Excerpt from a dataset:
>>

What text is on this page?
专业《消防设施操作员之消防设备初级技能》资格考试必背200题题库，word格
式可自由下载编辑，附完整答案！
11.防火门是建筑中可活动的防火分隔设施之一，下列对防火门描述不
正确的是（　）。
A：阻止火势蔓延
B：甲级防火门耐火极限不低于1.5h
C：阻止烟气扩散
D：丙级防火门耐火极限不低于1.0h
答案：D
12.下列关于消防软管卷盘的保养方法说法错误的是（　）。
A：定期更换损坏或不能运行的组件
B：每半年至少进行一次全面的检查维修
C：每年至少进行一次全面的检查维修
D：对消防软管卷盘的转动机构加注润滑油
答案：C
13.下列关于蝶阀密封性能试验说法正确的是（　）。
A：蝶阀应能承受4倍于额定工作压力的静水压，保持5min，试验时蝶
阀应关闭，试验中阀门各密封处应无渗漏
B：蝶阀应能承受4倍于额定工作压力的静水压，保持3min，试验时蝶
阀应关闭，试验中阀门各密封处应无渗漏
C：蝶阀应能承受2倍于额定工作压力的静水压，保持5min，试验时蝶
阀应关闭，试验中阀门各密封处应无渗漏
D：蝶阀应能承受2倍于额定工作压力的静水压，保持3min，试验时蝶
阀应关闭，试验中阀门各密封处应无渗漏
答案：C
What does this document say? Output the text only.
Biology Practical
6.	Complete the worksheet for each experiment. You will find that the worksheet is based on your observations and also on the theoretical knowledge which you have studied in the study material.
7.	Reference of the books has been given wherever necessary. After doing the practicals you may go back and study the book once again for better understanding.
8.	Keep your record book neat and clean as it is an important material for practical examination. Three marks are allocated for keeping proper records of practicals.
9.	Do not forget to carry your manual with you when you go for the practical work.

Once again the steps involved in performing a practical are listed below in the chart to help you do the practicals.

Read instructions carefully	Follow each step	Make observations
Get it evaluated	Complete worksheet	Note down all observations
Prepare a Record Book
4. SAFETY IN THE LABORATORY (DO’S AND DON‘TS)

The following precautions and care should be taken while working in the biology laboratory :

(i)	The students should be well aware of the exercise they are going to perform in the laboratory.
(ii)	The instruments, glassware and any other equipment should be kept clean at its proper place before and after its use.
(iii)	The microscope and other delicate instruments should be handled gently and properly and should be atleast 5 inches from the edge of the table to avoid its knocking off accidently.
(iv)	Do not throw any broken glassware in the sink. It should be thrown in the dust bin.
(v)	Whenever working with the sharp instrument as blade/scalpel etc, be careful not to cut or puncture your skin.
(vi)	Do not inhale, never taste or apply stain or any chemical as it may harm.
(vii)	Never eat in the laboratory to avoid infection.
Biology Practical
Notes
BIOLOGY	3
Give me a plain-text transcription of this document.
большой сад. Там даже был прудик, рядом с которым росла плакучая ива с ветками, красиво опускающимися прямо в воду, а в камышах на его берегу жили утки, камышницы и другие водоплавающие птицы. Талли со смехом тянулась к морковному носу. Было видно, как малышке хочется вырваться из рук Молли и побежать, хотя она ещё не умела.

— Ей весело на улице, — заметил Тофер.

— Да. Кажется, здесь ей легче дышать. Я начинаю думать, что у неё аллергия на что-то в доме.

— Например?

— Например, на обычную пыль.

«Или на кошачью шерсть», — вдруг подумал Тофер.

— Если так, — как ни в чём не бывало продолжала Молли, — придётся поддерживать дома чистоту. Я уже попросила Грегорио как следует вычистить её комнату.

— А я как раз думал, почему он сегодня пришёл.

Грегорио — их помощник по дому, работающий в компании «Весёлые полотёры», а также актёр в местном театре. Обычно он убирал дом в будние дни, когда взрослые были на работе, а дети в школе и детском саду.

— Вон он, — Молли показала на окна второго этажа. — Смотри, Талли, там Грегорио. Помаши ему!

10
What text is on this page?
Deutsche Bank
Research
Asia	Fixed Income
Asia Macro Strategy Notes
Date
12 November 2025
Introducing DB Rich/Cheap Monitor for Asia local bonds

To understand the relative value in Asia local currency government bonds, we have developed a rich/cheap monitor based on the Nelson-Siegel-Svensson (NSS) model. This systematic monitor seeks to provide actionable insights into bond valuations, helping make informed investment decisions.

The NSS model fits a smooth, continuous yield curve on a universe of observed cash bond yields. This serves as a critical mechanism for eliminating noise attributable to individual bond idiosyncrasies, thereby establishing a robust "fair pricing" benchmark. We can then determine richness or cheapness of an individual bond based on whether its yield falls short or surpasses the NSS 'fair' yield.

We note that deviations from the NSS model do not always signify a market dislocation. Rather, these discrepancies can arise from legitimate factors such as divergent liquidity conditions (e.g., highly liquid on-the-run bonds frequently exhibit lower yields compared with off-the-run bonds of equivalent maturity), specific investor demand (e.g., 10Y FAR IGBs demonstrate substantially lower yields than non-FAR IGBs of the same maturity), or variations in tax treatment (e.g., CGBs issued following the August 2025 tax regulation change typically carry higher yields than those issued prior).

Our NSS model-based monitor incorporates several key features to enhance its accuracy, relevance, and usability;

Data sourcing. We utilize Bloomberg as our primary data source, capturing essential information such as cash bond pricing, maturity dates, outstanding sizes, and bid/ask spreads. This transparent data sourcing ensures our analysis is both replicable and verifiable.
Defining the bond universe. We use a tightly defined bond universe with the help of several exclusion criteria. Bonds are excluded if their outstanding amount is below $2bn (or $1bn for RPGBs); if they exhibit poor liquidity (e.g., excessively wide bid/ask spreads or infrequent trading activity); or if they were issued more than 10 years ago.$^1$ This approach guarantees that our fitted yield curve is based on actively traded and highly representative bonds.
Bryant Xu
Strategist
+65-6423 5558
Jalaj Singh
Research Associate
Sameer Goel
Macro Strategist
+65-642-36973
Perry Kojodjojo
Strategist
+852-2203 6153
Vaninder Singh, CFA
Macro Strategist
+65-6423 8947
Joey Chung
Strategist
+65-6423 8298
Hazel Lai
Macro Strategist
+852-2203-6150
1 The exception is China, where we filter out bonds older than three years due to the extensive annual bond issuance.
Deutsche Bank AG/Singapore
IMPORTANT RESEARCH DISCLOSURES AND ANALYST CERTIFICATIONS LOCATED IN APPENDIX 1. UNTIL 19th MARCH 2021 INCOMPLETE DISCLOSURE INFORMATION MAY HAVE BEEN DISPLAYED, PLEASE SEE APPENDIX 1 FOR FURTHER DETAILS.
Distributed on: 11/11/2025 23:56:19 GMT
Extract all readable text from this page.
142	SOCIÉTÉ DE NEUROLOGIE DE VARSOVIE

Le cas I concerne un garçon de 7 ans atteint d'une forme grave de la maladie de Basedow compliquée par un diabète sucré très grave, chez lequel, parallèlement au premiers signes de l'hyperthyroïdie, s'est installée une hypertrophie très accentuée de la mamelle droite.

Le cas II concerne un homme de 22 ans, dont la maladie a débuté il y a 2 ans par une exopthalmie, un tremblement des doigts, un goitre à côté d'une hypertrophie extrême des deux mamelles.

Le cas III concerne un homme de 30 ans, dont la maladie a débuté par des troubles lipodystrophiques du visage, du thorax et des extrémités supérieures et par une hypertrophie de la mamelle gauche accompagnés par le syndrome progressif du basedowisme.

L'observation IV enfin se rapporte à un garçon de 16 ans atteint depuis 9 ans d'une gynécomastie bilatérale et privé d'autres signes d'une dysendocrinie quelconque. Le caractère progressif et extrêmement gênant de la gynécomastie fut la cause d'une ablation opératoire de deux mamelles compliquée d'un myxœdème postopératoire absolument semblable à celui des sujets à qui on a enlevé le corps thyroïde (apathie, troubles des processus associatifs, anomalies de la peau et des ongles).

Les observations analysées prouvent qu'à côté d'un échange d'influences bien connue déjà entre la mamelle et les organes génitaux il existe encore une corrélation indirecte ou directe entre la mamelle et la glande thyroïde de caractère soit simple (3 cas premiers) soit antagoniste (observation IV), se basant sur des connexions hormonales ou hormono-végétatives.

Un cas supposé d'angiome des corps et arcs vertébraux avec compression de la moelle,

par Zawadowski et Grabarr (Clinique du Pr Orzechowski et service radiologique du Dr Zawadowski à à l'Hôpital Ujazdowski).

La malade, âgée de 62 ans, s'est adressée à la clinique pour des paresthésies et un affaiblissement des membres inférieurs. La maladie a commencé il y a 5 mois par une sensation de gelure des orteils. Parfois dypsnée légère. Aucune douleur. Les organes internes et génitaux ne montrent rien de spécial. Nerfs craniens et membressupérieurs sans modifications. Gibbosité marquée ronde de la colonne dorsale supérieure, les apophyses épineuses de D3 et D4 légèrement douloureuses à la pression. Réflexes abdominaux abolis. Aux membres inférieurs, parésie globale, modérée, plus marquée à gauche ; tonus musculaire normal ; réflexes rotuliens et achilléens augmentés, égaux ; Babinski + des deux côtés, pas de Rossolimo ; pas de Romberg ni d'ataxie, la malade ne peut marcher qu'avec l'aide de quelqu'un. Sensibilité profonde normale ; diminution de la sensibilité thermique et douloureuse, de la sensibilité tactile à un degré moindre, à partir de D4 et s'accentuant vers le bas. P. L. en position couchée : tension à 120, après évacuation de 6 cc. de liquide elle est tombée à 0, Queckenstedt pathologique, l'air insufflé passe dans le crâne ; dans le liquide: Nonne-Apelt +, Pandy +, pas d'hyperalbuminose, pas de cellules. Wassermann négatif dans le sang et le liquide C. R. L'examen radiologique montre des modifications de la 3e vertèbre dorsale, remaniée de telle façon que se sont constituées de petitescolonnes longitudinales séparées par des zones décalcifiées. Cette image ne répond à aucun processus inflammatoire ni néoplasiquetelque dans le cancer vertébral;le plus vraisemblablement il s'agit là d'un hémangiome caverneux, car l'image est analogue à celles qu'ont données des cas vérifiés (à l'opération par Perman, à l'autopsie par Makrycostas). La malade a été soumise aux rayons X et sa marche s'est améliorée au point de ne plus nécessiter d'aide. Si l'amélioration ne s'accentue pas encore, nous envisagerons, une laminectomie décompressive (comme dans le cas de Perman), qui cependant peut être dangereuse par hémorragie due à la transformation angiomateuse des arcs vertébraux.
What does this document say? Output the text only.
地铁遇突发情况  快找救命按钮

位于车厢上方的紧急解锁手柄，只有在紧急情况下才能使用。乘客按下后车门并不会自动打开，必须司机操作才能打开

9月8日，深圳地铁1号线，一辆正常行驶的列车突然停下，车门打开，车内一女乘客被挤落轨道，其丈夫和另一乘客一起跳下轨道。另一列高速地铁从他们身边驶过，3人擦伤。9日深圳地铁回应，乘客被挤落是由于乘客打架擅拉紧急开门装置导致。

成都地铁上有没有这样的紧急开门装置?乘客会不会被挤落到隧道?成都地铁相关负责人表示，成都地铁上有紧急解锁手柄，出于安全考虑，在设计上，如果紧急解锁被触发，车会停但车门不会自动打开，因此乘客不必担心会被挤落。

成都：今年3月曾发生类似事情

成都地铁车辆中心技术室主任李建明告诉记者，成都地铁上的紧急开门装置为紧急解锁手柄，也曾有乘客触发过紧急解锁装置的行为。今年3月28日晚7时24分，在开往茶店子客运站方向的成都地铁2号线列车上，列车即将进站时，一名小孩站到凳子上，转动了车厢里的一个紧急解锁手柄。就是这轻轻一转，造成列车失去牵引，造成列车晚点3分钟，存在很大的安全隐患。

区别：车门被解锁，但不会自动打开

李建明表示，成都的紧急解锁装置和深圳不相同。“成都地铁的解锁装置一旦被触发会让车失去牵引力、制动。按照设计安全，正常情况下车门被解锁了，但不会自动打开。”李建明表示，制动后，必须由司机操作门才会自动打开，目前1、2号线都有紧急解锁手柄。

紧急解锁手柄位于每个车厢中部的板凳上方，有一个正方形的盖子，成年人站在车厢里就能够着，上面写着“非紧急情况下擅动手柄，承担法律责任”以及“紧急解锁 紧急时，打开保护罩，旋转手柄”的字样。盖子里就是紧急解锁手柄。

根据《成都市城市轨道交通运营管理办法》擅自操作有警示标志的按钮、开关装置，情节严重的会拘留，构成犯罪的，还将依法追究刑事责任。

<<

* [Short exercise]
Filter the entries and copy out every line with the word "exhibit".

* [Final answer]
We note that deviations from the NSS model do not always signify a market dislocation. Rather, these discrepancies can arise from legitimate factors such as divergent liquidity conditions (e.g., highly liquid on-the-run bonds frequently exhibit lower yields compared with off-the-run bonds of equivalent maturity), specific investor demand (e.g., 10Y FAR IGBs demonstrate substantially lower yields than non-FAR IGBs of the same maturity), or variations in tax treatment (e.g., CGBs issued following the August 2025 tax regulation change typically carry higher yields than those issued prior).
Defining the bond universe. We use a tightly defined bond universe with the help of several exclusion criteria. Bonds are excluded if their outstanding amount is below $2bn (or $1bn for RPGBs); if they exhibit poor liquidity (e.g., excessively wide bid/ask spreads or infrequent trading activity); or if they were issued more than 10 years ago.$^1$ This approach guarantees that our fitted yield curve is based on actively traded and highly representative bonds.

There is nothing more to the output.